↓

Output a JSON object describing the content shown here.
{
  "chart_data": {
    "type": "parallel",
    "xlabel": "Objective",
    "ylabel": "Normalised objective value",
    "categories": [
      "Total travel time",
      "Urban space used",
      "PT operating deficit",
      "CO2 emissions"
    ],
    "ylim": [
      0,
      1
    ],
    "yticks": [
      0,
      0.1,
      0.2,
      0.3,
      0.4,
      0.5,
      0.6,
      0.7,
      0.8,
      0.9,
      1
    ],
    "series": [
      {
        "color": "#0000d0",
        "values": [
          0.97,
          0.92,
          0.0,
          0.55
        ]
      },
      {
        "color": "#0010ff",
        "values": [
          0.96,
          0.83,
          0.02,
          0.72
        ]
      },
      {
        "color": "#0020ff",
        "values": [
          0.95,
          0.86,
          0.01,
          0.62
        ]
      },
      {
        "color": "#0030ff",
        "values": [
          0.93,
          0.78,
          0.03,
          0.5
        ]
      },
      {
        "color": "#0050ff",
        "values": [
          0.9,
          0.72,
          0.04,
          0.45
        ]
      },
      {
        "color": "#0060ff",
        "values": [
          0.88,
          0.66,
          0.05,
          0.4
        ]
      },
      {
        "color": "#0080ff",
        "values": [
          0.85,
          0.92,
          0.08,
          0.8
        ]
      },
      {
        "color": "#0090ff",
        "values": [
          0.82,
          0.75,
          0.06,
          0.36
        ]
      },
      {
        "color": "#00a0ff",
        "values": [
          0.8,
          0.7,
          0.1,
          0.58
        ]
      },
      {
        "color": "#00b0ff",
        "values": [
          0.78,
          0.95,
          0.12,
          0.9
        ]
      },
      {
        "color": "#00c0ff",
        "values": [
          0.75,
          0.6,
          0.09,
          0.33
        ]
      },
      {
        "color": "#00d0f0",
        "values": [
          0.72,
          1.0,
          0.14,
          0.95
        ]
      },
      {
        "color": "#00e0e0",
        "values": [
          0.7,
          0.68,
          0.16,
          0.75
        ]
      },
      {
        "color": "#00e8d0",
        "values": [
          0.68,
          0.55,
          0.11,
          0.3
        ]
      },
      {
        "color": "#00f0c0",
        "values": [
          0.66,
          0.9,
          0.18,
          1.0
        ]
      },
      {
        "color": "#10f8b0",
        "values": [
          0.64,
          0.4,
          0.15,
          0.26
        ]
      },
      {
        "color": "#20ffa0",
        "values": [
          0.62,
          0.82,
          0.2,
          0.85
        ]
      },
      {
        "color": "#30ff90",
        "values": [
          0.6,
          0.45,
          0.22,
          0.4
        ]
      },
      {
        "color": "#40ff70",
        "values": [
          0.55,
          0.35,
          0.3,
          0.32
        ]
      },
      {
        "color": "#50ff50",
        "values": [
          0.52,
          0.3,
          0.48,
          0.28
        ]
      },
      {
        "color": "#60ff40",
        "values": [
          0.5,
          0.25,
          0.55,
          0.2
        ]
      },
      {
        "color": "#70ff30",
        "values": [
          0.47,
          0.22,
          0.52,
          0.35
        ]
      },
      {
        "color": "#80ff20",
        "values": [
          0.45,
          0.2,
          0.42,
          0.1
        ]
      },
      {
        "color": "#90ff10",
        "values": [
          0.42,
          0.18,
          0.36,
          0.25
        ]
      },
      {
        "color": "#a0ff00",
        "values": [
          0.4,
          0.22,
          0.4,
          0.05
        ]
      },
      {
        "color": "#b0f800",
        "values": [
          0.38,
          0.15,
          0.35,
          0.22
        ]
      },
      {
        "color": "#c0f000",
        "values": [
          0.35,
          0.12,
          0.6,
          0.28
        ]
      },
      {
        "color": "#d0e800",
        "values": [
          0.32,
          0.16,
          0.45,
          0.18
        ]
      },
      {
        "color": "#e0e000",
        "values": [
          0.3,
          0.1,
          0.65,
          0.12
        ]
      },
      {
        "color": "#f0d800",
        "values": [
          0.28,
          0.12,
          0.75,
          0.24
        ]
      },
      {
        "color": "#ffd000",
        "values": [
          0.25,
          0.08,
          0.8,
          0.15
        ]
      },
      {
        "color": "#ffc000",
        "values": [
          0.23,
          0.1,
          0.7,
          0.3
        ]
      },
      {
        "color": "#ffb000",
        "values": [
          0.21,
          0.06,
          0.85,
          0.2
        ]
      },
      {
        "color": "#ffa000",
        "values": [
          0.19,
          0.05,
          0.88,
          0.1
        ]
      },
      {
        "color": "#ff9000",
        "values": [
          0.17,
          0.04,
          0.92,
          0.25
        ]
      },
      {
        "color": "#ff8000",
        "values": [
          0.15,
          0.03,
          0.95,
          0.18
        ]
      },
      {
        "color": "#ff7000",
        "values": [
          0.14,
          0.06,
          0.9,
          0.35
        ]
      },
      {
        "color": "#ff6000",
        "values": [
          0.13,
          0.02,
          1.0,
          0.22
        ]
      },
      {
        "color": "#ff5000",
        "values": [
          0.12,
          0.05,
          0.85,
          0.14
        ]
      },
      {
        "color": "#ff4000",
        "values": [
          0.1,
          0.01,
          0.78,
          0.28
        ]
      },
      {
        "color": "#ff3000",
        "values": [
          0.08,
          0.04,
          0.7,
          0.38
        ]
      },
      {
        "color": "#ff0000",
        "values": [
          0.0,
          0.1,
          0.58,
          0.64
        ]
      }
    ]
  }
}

↑

== GOAL OF THE EXERCISE ==
Make an exact copy of all the data.

== WRITTEN RESPONSE ==
Output a JSON object describing the content shown here.
{
  "chart_data": {
    "type": "parallel",
    "xlabel": "Objective",
    "ylabel": "Normalised objective value",
    "categories": [
      "Total travel time",
      "Urban space used",
      "PT operating deficit",
      "CO2 emissions"
    ],
    "ylim": [
      0,
      1
    ],
    "yticks": [
      0,
      0.1,
      0.2,
      0.3,
      0.4,
      0.5,
      0.6,
      0.7,
      0.8,
      0.9,
      1
    ],
    "series": [
      {
        "color": "#0000d0",
        "values": [
          0.97,
          0.92,
          0.0,
          0.55
        ]
      },
      {
        "color": "#0010ff",
        "values": [
          0.96,
          0.83,
          0.02,
          0.72
        ]
      },
      {
        "color": "#0020ff",
        "values": [
          0.95,
          0.86,
          0.01,
          0.62
        ]
      },
      {
        "color": "#0030ff",
        "values": [
          0.93,
          0.78,
          0.03,
          0.5
        ]
      },
      {
        "color": "#0050ff",
        "values": [
          0.9,
          0.72,
          0.04,
          0.45
        ]
      },
      {
        "color": "#0060ff",
        "values": [
          0.88,
          0.66,
          0.05,
          0.4
        ]
      },
      {
        "color": "#0080ff",
        "values": [
          0.85,
          0.92,
          0.08,
          0.8
        ]
      },
      {
        "color": "#0090ff",
        "values": [
          0.82,
          0.75,
          0.06,
          0.36
        ]
      },
      {
        "color": "#00a0ff",
        "values": [
          0.8,
          0.7,
          0.1,
          0.58
        ]
      },
      {
        "color": "#00b0ff",
        "values": [
          0.78,
          0.95,
          0.12,
          0.9
        ]
      },
      {
        "color": "#00c0ff",
        "values": [
          0.75,
          0.6,
          0.09,
          0.33
        ]
      },
      {
        "color": "#00d0f0",
        "values": [
          0.72,
          1.0,
          0.14,
          0.95
        ]
      },
      {
        "color": "#00e0e0",
        "values": [
          0.7,
          0.68,
          0.16,
          0.75
        ]
      },
      {
        "color": "#00e8d0",
        "values": [
          0.68,
          0.55,
          0.11,
          0.3
        ]
      },
      {
        "color": "#00f0c0",
        "values": [
          0.66,
          0.9,
          0.18,
          1.0
        ]
      },
      {
        "color": "#10f8b0",
        "values": [
          0.64,
          0.4,
          0.15,
          0.26
        ]
      },
      {
        "color": "#20ffa0",
        "values": [
          0.62,
          0.82,
          0.2,
          0.85
        ]
      },
      {
        "color": "#30ff90",
        "values": [
          0.6,
          0.45,
          0.22,
          0.4
        ]
      },
      {
        "color": "#40ff70",
        "values": [
          0.55,
          0.35,
          0.3,
          0.32
        ]
      },
      {
        "color": "#50ff50",
        "values": [
          0.52,
          0.3,
          0.48,
          0.28
        ]
      },
      {
        "color": "#60ff40",
        "values": [
          0.5,
          0.25,
          0.55,
          0.2
        ]
      },
      {
        "color": "#70ff30",
        "values": [
          0.47,
          0.22,
          0.52,
          0.35
        ]
      },
      {
        "color": "#80ff20",
        "values": [
          0.45,
          0.2,
          0.42,
          0.1
        ]
      },
      {
        "color": "#90ff10",
        "values": [
          0.42,
          0.18,
          0.36,
          0.25
        ]
      },
      {
        "color": "#a0ff00",
        "values": [
          0.4,
          0.22,
          0.4,
          0.05
        ]
      },
      {
        "color": "#b0f800",
        "values": [
          0.38,
          0.15,
          0.35,
          0.22
        ]
      },
      {
        "color": "#c0f000",
        "values": [
          0.35,
          0.12,
          0.6,
          0.28
        ]
      },
      {
        "color": "#d0e800",
        "values": [
          0.32,
          0.16,
          0.45,
          0.18
        ]
      },
      {
        "color": "#e0e000",
        "values": [
          0.3,
          0.1,
          0.65,
          0.12
        ]
      },
      {
        "color": "#f0d800",
        "values": [
          0.28,
          0.12,
          0.75,
          0.24
        ]
      },
      {
        "color": "#ffd000",
        "values": [
          0.25,
          0.08,
          0.8,
          0.15
        ]
      },
      {
        "color": "#ffc000",
        "values": [
          0.23,
          0.1,
          0.7,
          0.3
        ]
      },
      {
        "color": "#ffb000",
        "values": [
          0.21,
          0.06,
          0.85,
          0.2
        ]
      },
      {
        "color": "#ffa000",
        "values": [
          0.19,
          0.05,
          0.88,
          0.1
        ]
      },
      {
        "color": "#ff9000",
        "values": [
          0.17,
          0.04,
          0.92,
          0.25
        ]
      },
      {
        "color": "#ff8000",
        "values": [
          0.15,
          0.03,
          0.95,
          0.18
        ]
      },
      {
        "color": "#ff7000",
        "values": [
          0.14,
          0.06,
          0.9,
          0.35
        ]
      },
      {
        "color": "#ff6000",
        "values": [
          0.13,
          0.02,
          1.0,
          0.22
        ]
      },
      {
        "color": "#ff5000",
        "values": [
          0.12,
          0.05,
          0.85,
          0.14
        ]
      },
      {
        "color": "#ff4000",
        "values": [
          0.1,
          0.01,
          0.78,
          0.28
        ]
      },
      {
        "color": "#ff3000",
        "values": [
          0.08,
          0.04,
          0.7,
          0.38
        ]
      },
      {
        "color": "#ff0000",
        "values": [
          0.0,
          0.1,
          0.58,
          0.64
        ]
      }
    ]
  }
}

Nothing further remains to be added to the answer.